> **REQUIRED TASK**:
Copy every line that holds "than".

++++

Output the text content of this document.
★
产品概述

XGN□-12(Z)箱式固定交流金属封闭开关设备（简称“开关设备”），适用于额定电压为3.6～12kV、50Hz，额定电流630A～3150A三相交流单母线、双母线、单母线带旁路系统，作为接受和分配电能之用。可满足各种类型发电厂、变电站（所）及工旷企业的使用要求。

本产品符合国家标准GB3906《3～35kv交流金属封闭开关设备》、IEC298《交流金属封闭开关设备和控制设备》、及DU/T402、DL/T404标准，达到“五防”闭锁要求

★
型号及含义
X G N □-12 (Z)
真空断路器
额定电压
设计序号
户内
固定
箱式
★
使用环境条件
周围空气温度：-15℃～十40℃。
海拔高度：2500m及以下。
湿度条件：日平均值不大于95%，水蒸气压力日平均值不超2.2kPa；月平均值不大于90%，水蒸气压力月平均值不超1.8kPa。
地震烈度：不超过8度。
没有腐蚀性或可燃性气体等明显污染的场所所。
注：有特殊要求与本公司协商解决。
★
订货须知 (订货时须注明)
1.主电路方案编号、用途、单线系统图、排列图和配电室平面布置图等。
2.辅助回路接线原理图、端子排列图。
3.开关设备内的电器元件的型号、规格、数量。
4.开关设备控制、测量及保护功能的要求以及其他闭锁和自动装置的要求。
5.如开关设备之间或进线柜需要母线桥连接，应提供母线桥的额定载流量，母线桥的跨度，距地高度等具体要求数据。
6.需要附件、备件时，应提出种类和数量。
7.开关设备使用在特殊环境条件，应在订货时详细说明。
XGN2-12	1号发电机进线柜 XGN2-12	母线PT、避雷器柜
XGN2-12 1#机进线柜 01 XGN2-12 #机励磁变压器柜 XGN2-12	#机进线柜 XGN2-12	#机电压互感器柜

++++

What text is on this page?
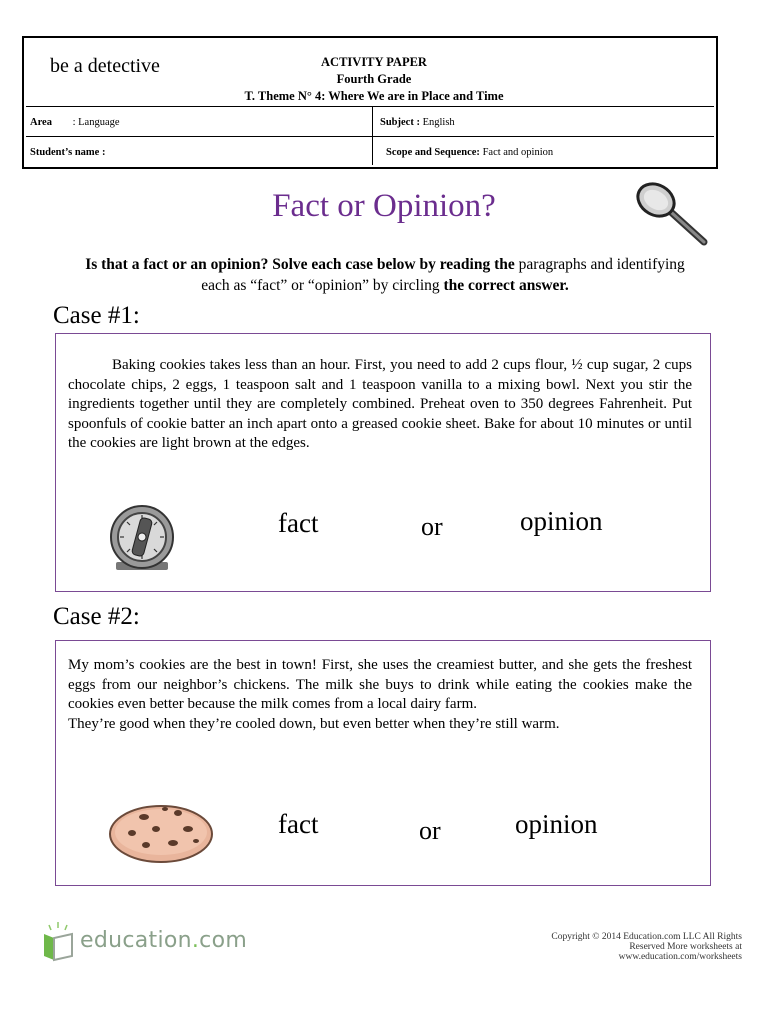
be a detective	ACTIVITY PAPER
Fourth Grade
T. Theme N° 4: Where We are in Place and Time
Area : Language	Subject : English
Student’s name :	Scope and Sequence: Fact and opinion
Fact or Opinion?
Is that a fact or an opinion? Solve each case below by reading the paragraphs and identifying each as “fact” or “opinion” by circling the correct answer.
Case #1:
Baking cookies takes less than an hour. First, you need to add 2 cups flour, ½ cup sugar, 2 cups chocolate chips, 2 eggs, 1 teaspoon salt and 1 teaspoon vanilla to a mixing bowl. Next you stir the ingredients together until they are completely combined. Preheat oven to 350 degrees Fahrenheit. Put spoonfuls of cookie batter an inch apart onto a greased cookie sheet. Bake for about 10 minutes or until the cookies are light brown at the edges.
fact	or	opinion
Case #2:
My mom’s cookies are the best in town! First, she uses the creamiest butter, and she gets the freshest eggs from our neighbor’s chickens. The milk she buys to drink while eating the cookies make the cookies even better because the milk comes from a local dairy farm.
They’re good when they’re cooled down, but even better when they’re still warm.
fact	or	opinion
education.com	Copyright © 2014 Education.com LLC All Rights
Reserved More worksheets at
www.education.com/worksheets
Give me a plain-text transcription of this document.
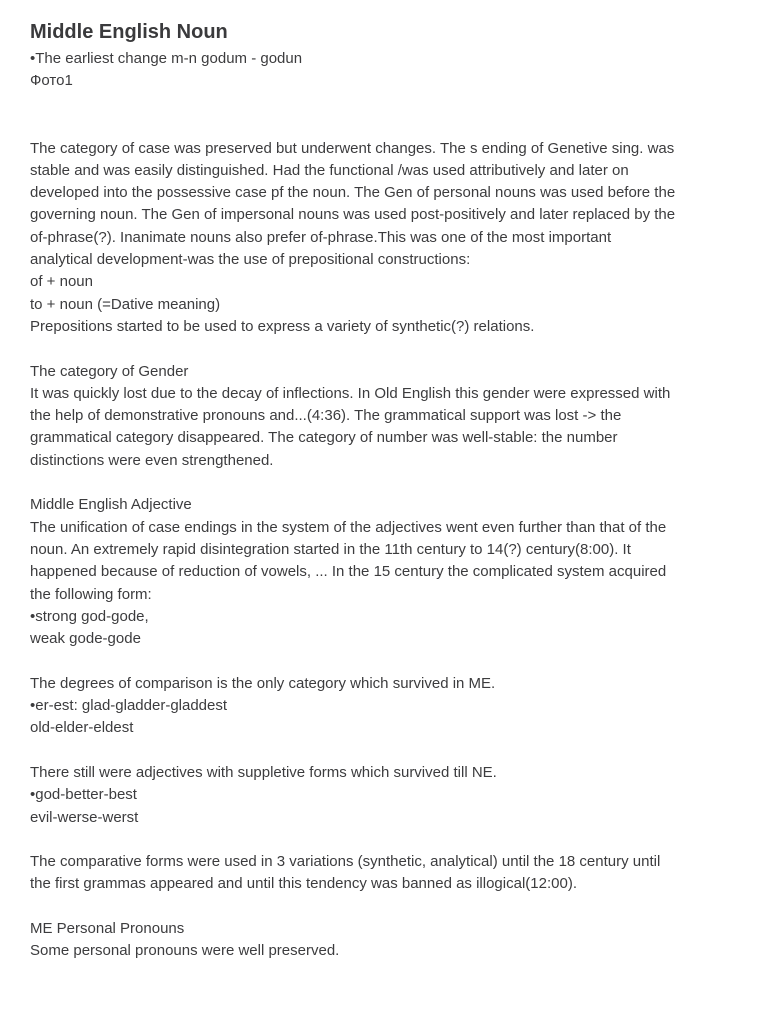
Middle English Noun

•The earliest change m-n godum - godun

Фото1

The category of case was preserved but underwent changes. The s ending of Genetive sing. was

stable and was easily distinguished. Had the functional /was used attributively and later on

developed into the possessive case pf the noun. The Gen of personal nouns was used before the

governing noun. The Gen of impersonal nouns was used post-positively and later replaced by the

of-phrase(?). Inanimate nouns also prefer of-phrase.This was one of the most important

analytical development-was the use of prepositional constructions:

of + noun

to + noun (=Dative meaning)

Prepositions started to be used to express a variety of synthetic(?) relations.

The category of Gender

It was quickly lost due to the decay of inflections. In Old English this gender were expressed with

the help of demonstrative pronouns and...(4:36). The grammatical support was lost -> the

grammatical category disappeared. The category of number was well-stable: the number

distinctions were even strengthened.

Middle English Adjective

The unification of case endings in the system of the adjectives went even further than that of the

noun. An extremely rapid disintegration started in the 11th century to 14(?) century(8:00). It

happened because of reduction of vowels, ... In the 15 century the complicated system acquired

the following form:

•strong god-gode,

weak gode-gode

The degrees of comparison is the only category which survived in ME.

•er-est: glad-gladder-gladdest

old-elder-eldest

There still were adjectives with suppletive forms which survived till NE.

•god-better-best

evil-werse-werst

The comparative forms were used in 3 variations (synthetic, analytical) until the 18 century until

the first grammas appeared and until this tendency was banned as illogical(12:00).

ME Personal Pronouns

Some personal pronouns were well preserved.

++++

> **REPLY TO THE TASK**:
Baking cookies takes less than an hour. First, you need to add 2 cups flour, ½ cup sugar, 2 cups chocolate chips, 2 eggs, 1 teaspoon salt and 1 teaspoon vanilla to a mixing bowl. Next you stir the ingredients together until they are completely combined. Preheat oven to 350 degrees Fahrenheit. Put spoonfuls of cookie batter an inch apart onto a greased cookie sheet. Bake for about 10 minutes or until the cookies are light brown at the edges.
The unification of case endings in the system of the adjectives went even further than that of the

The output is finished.